* Begin TASK MATERIAL *
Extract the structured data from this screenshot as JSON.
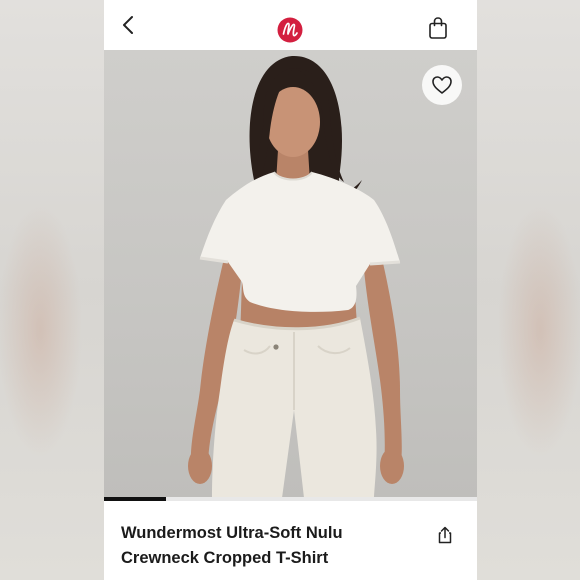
{
  "header": {
    "back_icon": "chevron-left-icon",
    "logo_icon": "lululemon-logo",
    "bag_icon": "shopping-bag-icon",
    "brand_color": "#d31f3f"
  },
  "gallery": {
    "favorite_icon": "heart-outline-icon",
    "progress": 0.167
  },
  "product": {
    "title_line1": "Wundermost Ultra-Soft Nulu",
    "title_line2": "Crewneck Cropped T-Shirt",
    "share_icon": "share-icon"
  }
}
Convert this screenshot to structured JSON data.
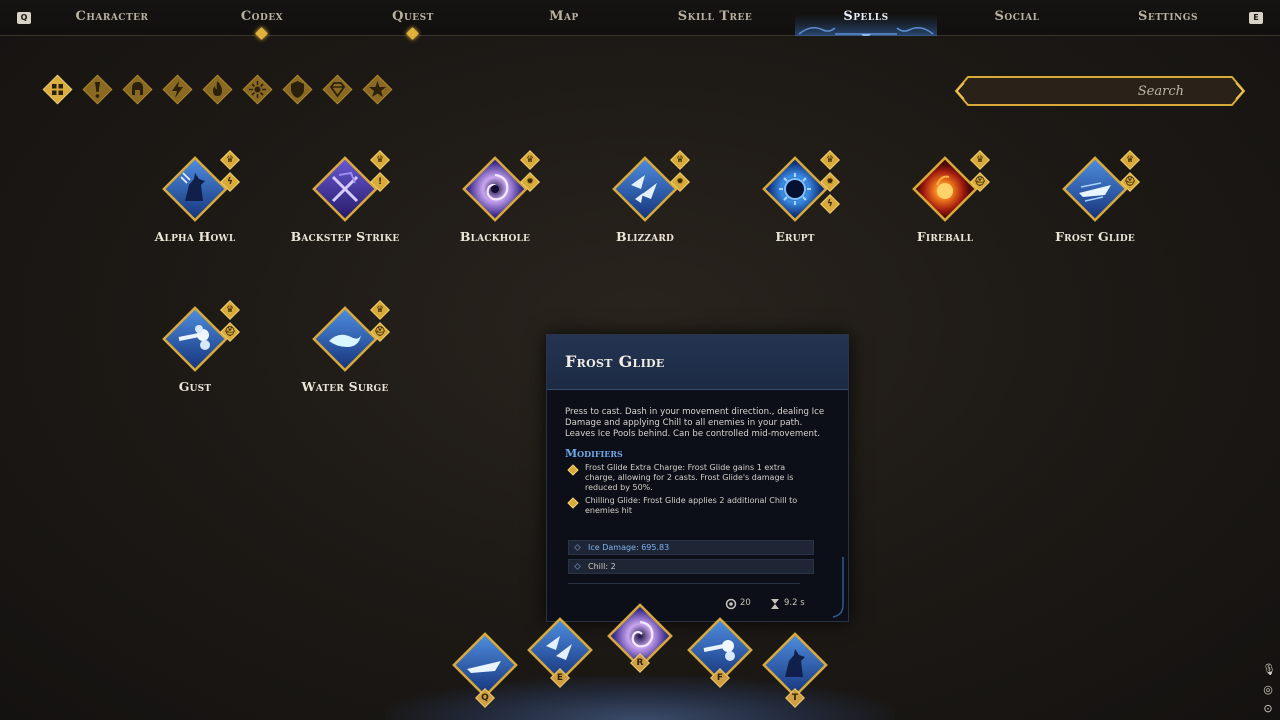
{
  "nav": {
    "left_key": "Q",
    "right_key": "E",
    "tabs": [
      {
        "label": "Character"
      },
      {
        "label": "Codex"
      },
      {
        "label": "Quest"
      },
      {
        "label": "Map"
      },
      {
        "label": "Skill Tree"
      },
      {
        "label": "Spells"
      },
      {
        "label": "Social"
      },
      {
        "label": "Settings"
      }
    ],
    "active_tab": "Spells"
  },
  "filters": [
    {
      "icon": "all-grid-icon"
    },
    {
      "icon": "exclamation-icon"
    },
    {
      "icon": "helmet-icon"
    },
    {
      "icon": "lightning-icon"
    },
    {
      "icon": "flame-icon"
    },
    {
      "icon": "sun-burst-icon"
    },
    {
      "icon": "shield-icon"
    },
    {
      "icon": "gem-icon"
    },
    {
      "icon": "star-icon"
    }
  ],
  "search": {
    "placeholder": "Search"
  },
  "spells": [
    {
      "name": "Alpha Howl",
      "badges": [
        "crown-icon",
        "lightning-icon"
      ]
    },
    {
      "name": "Backstep Strike",
      "badges": [
        "crown-icon",
        "exclamation-icon"
      ]
    },
    {
      "name": "Blackhole",
      "badges": [
        "crown-icon",
        "sun-burst-icon"
      ]
    },
    {
      "name": "Blizzard",
      "badges": [
        "crown-icon",
        "sun-burst-icon"
      ]
    },
    {
      "name": "Erupt",
      "badges": [
        "crown-icon",
        "sun-burst-icon",
        "lightning-icon"
      ]
    },
    {
      "name": "Fireball",
      "badges": [
        "crown-icon",
        "helmet-icon"
      ]
    },
    {
      "name": "Frost Glide",
      "badges": [
        "crown-icon",
        "helmet-icon"
      ]
    },
    {
      "name": "Gust",
      "badges": [
        "crown-icon",
        "helmet-icon"
      ]
    },
    {
      "name": "Water Surge",
      "badges": [
        "crown-icon",
        "helmet-icon"
      ]
    }
  ],
  "tooltip": {
    "title": "Frost Glide",
    "description": "Press to cast. Dash in your movement direction., dealing Ice Damage and applying Chill to all enemies in your path. Leaves Ice Pools behind. Can be controlled mid-movement.",
    "modifiers_heading": "Modifiers",
    "modifiers": [
      {
        "text": "Frost Glide Extra Charge: Frost Glide gains 1 extra charge, allowing for 2 casts. Frost Glide's damage is reduced by 50%."
      },
      {
        "text": "Chilling Glide: Frost Glide applies 2 additional Chill to enemies hit"
      }
    ],
    "stats": [
      {
        "text": "Ice Damage: 695.83"
      },
      {
        "text": "Chill: 2"
      }
    ],
    "mana_cost": "20",
    "cooldown": "9.2 s"
  },
  "hotbar": [
    {
      "key": "Q",
      "spell": "Frost Glide"
    },
    {
      "key": "E",
      "spell": "Blizzard"
    },
    {
      "key": "R",
      "spell": "Blackhole"
    },
    {
      "key": "F",
      "spell": "Gust"
    },
    {
      "key": "T",
      "spell": "Alpha Howl"
    }
  ],
  "colors": {
    "gold": "#d8aa3a",
    "active_blue": "#6fa8e8",
    "tooltip_header": "#243451"
  }
}
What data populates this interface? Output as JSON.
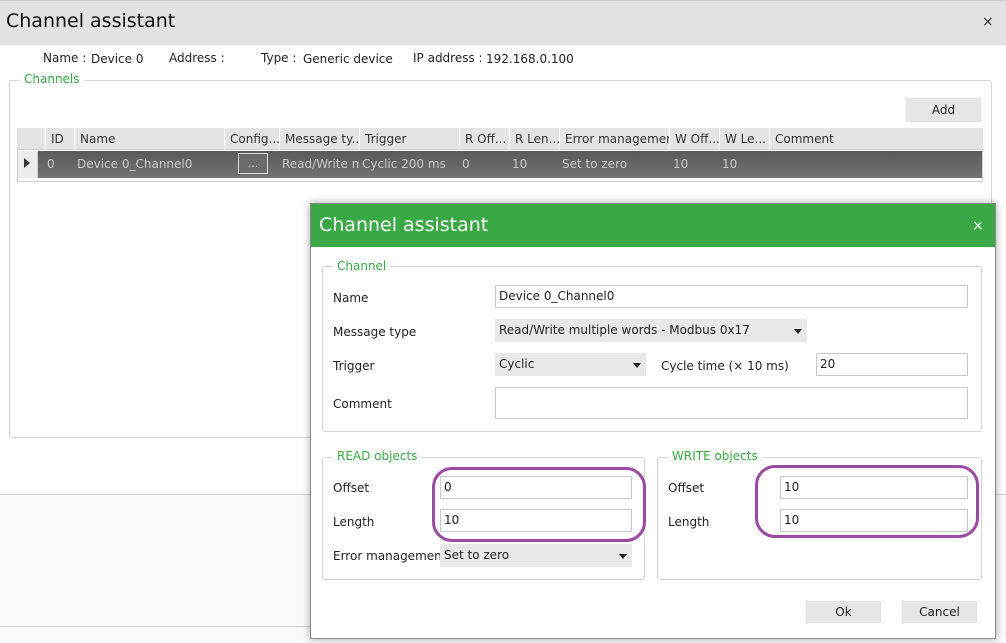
{
  "background_window": {
    "title": "Channel assistant",
    "close_glyph": "×",
    "info": {
      "name_label": "Name :",
      "name_value": "Device 0",
      "address_label": "Address :",
      "address_value": "",
      "type_label": "Type :",
      "type_value": "Generic device",
      "ip_label": "IP address :",
      "ip_value": "192.168.0.100"
    },
    "channels_legend": "Channels",
    "add_label": "Add",
    "table": {
      "columns": [
        "ID",
        "Name",
        "Config...",
        "Message ty...",
        "Trigger",
        "R Off...",
        "R Len...",
        "Error management",
        "W Off...",
        "W Le...",
        "Comment"
      ],
      "rows": [
        {
          "id": "0",
          "name": "Device 0_Channel0",
          "config": "...",
          "message_type": "Read/Write mu",
          "trigger": "Cyclic 200 ms",
          "r_offset": "0",
          "r_length": "10",
          "error_management": "Set to zero",
          "w_offset": "10",
          "w_length": "10",
          "comment": ""
        }
      ]
    }
  },
  "dialog": {
    "title": "Channel assistant",
    "close_glyph": "×",
    "accent_color": "#3aa845",
    "highlight_color": "#9b4aa3",
    "channel": {
      "legend": "Channel",
      "name_label": "Name",
      "name_value": "Device 0_Channel0",
      "message_type_label": "Message type",
      "message_type_value": "Read/Write multiple words - Modbus 0x17",
      "trigger_label": "Trigger",
      "trigger_value": "Cyclic",
      "cycle_time_label": "Cycle time (× 10 ms)",
      "cycle_time_value": "20",
      "comment_label": "Comment",
      "comment_value": ""
    },
    "read_objects": {
      "legend": "READ objects",
      "offset_label": "Offset",
      "offset_value": "0",
      "length_label": "Length",
      "length_value": "10",
      "error_label": "Error management",
      "error_value": "Set to zero"
    },
    "write_objects": {
      "legend": "WRITE objects",
      "offset_label": "Offset",
      "offset_value": "10",
      "length_label": "Length",
      "length_value": "10"
    },
    "ok_label": "Ok",
    "cancel_label": "Cancel"
  }
}
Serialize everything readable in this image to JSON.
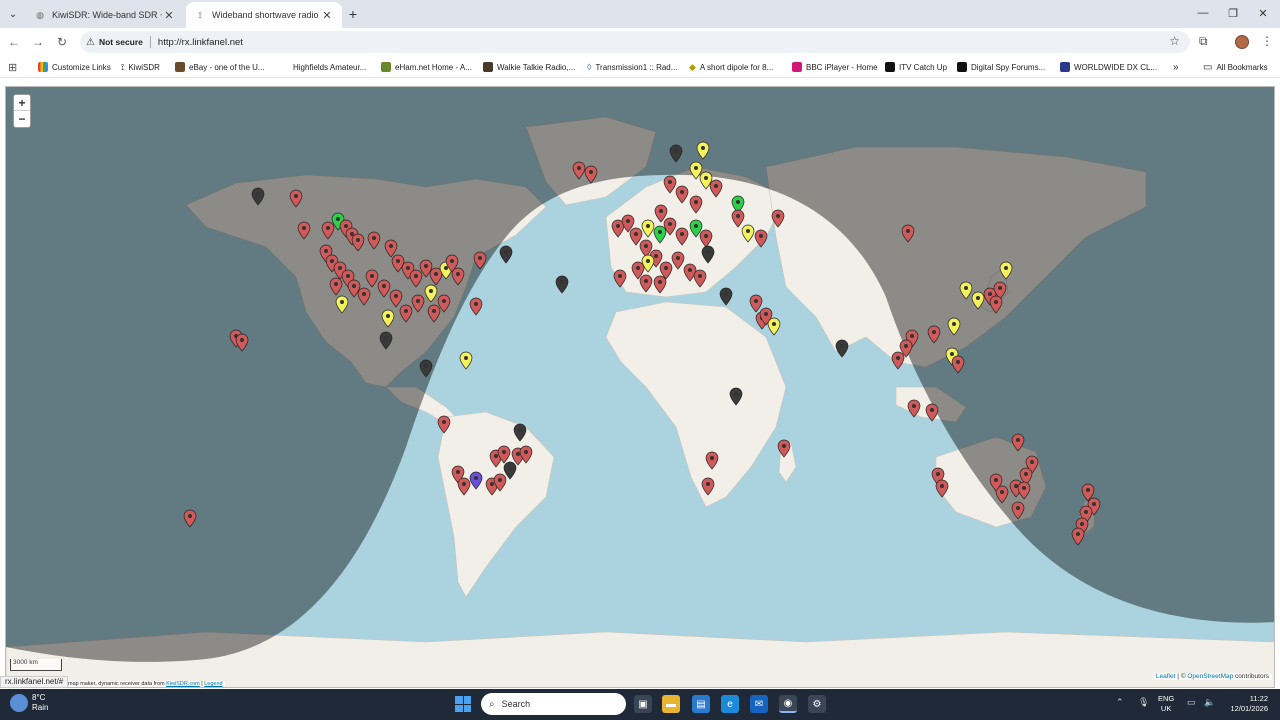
{
  "tabs": [
    {
      "title": "KiwiSDR: Wide-band SDR + GP",
      "active": false
    },
    {
      "title": "Wideband shortwave radio rece",
      "active": true
    }
  ],
  "address": {
    "security_label": "Not secure",
    "url": "http://rx.linkfanel.net"
  },
  "bookmarks": [
    "Customize Links",
    "KiwiSDR",
    "eBay - one of the U...",
    "Highfields Amateur...",
    "eHam.net Home - A...",
    "Walkie Talkie Radio,...",
    "Transmission1 :: Rad...",
    "A short dipole for 8...",
    "BBC iPlayer - Home",
    "ITV Catch Up",
    "Digital Spy Forums...",
    "WORLDWIDE DX CL...",
    "All Bookmarks"
  ],
  "map": {
    "zoom_in": "+",
    "zoom_out": "−",
    "scale_km": "3000 km",
    "attribution_leaflet": "Leaflet",
    "attribution_sep": "| ©",
    "attribution_osm": "OpenStreetMap",
    "attribution_contrib": "contributors",
    "note_prefix": "map maker, dynamic receiver data from",
    "note_link1": "KiwiSDR.com",
    "note_sep": "|",
    "note_link2": "Legend",
    "colors": {
      "ocean": "#aad3df",
      "land": "#f2efe9",
      "night": "#000000",
      "marker_red": "#d05a5a",
      "marker_yellow": "#f4f25c",
      "marker_dark": "#3a3a3a",
      "marker_green": "#2ed04a",
      "marker_purple": "#6a4fd8"
    }
  },
  "status_url": "rx.linkfanel.net/#",
  "taskbar": {
    "temperature": "8°C",
    "weather": "Rain",
    "search_placeholder": "Search",
    "lang_line1": "ENG",
    "lang_line2": "UK",
    "time": "11:22",
    "date": "12/01/2026"
  }
}
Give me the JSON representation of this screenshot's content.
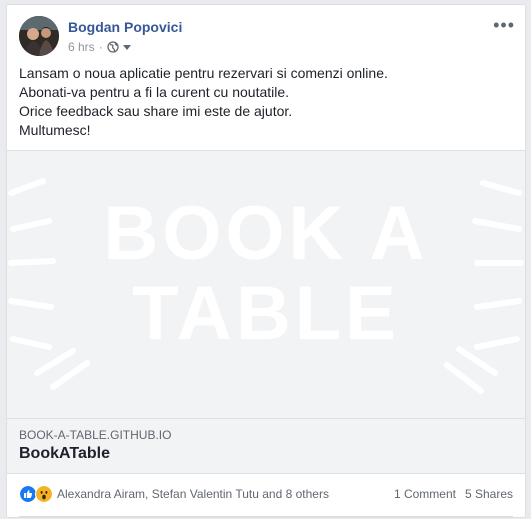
{
  "post": {
    "author": "Bogdan Popovici",
    "time": "6 hrs",
    "dot": "·",
    "more_icon": "more-horizontal-icon",
    "privacy_icon": "globe-icon",
    "text_lines": [
      "Lansam o noua aplicatie pentru rezervari si comenzi online.",
      "Abonati-va pentru a fi la curent cu noutatile.",
      "Orice feedback sau share imi este de ajutor.",
      "Multumesc!"
    ]
  },
  "link": {
    "image_text_line1": "BOOK A",
    "image_text_line2": "TABLE",
    "domain": "BOOK-A-TABLE.GITHUB.IO",
    "title": "BookATable"
  },
  "footer": {
    "reaction_icons": [
      "like-icon",
      "wow-icon"
    ],
    "reactors": "Alexandra Airam, Stefan Valentin Tutu and 8 others",
    "comments": "1 Comment",
    "shares": "5 Shares"
  },
  "colors": {
    "author": "#365899",
    "link_bg": "#f2f3f5",
    "like": "#1877f2",
    "wow": "#f7b125"
  }
}
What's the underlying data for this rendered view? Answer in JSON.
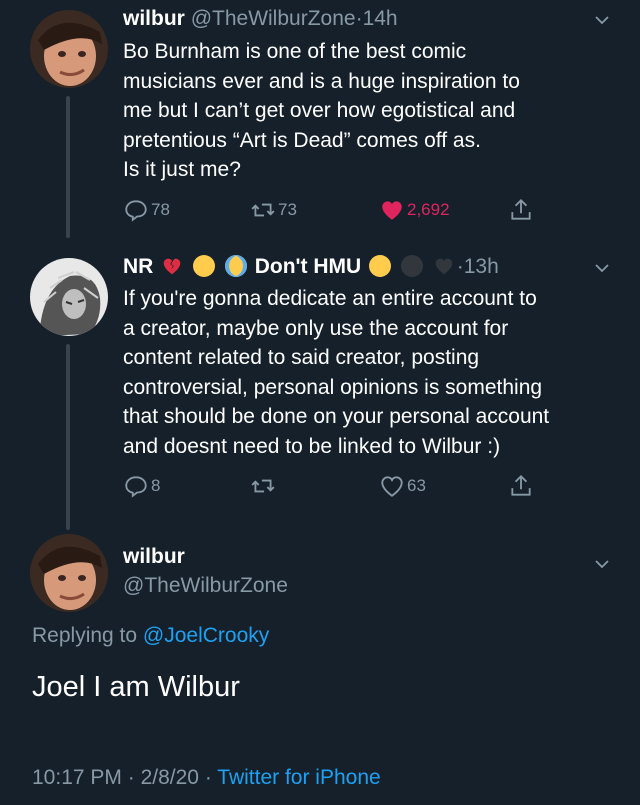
{
  "tweet1": {
    "name": "wilbur",
    "handle": "@TheWilburZone",
    "dot": "·",
    "time": "14h",
    "lines": [
      "Bo Burnham is one of the best comic",
      "musicians ever and is a huge inspiration to",
      "me but I can’t get over how egotistical and",
      "pretentious “Art is Dead” comes off as.",
      "Is it just me?"
    ],
    "replies": "78",
    "retweets": "73",
    "likes": "2,692",
    "liked": true
  },
  "tweet2": {
    "name_part1": "NR",
    "name_part2": "Don't HMU",
    "dot": "·",
    "time": "13h",
    "emojis": [
      "broken-heart",
      "smirk-face",
      "crying-face",
      "raised-eyebrow-face",
      "bomb",
      "black-heart"
    ],
    "lines": [
      "If you're gonna dedicate an entire account to",
      "a creator, maybe only use the account for",
      "content related to said creator, posting",
      "controversial, personal opinions is something",
      "that should be done on your personal account",
      "and doesnt need to be linked to Wilbur :)"
    ],
    "replies": "8",
    "retweets": "",
    "likes": "63"
  },
  "tweet3": {
    "name": "wilbur",
    "handle": "@TheWilburZone",
    "replying_prefix": "Replying to ",
    "replying_to": "@JoelCrooky",
    "text": "Joel I am Wilbur",
    "time": "10:17 PM",
    "sep1": "·",
    "date": "2/8/20",
    "sep2": "·",
    "source": "Twitter for iPhone"
  },
  "colors": {
    "background": "#15202b",
    "muted": "#8899a6",
    "link": "#1da1f2",
    "like": "#e0245e",
    "thread_line": "#38444d"
  }
}
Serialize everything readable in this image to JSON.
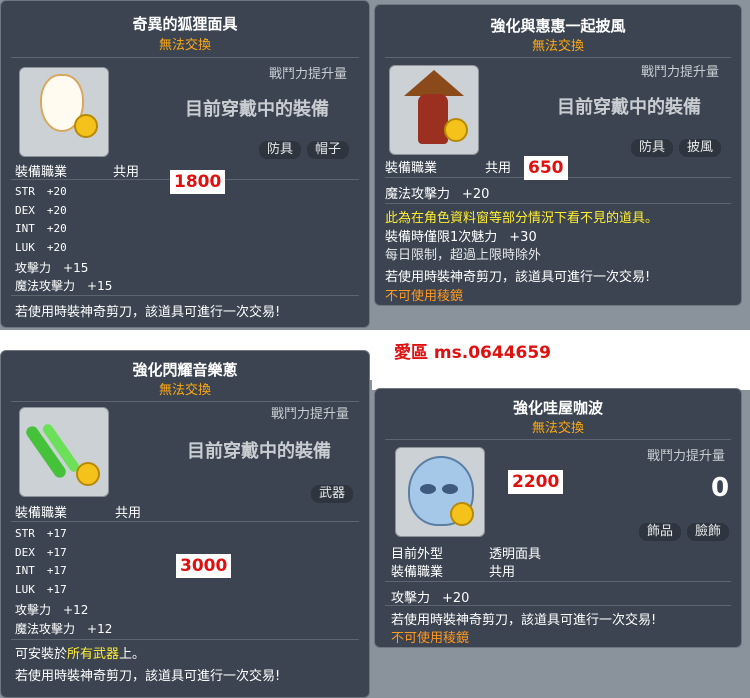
{
  "watermark": "愛區 ms.0644659",
  "items": [
    {
      "title": "奇異的狐狸面具",
      "trade": "無法交換",
      "power_label": "戰鬥力提升量",
      "equipped_text": "目前穿戴中的裝備",
      "tags": [
        "防具",
        "帽子"
      ],
      "job_label": "裝備職業",
      "job_value": "共用",
      "price": "1800",
      "stats": [
        {
          "label": "STR",
          "value": "+20"
        },
        {
          "label": "DEX",
          "value": "+20"
        },
        {
          "label": "INT",
          "value": "+20"
        },
        {
          "label": "LUK",
          "value": "+20"
        },
        {
          "label": "攻擊力",
          "value": "+15"
        },
        {
          "label": "魔法攻擊力",
          "value": "+15"
        }
      ],
      "note": "若使用時裝神奇剪刀，該道具可進行一次交易!"
    },
    {
      "title": "強化與惠惠一起披風",
      "trade": "無法交換",
      "power_label": "戰鬥力提升量",
      "equipped_text": "目前穿戴中的裝備",
      "tags": [
        "防具",
        "披風"
      ],
      "job_label": "裝備職業",
      "job_value": "共用",
      "price": "650",
      "stats": [
        {
          "label": "魔法攻擊力",
          "value": "+20"
        }
      ],
      "yellow_note": "此為在角色資料窗等部分情況下看不見的道具。",
      "charm_label": "裝備時僅限1次魅力",
      "charm_value": "+30",
      "daily_limit": "每日限制，超過上限時除外",
      "note": "若使用時裝神奇剪刀，該道具可進行一次交易!",
      "orange_note": "不可使用稜鏡"
    },
    {
      "title": "強化閃耀音樂蔥",
      "trade": "無法交換",
      "power_label": "戰鬥力提升量",
      "equipped_text": "目前穿戴中的裝備",
      "tags": [
        "武器"
      ],
      "job_label": "裝備職業",
      "job_value": "共用",
      "price": "3000",
      "stats": [
        {
          "label": "STR",
          "value": "+17"
        },
        {
          "label": "DEX",
          "value": "+17"
        },
        {
          "label": "INT",
          "value": "+17"
        },
        {
          "label": "LUK",
          "value": "+17"
        },
        {
          "label": "攻擊力",
          "value": "+12"
        },
        {
          "label": "魔法攻擊力",
          "value": "+12"
        }
      ],
      "install_prefix": "可安裝於",
      "install_highlight": "所有武器",
      "install_suffix": "上。",
      "note": "若使用時裝神奇剪刀，該道具可進行一次交易!"
    },
    {
      "title": "強化哇屋咖波",
      "trade": "無法交換",
      "power_label": "戰鬥力提升量",
      "power_value": "0",
      "tags": [
        "飾品",
        "臉飾"
      ],
      "price": "2200",
      "appearance_label": "目前外型",
      "appearance_value": "透明面具",
      "job_label": "裝備職業",
      "job_value": "共用",
      "stats": [
        {
          "label": "攻擊力",
          "value": "+20"
        }
      ],
      "note": "若使用時裝神奇剪刀，該道具可進行一次交易!",
      "orange_note": "不可使用稜鏡"
    }
  ],
  "colors": {
    "panel_bg": "#3b4450",
    "trade": "#ffaa11",
    "yellow": "#ffee33",
    "price": "#e01010"
  }
}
* End TASK MATERIAL *
§ THE EXERCISE: Look through the listing above. Pick out each line with "data" and copy it.

§ EXERCISE OUTPUT:
Extract the structured data from this screenshot as JSON.
Convert this screenshot to structured JSON data.
What data populates this interface? Output as JSON.
    "note_prefix": "map maker, dynamic receiver data from",
What's the underlying data for this rendered view? Answer in JSON.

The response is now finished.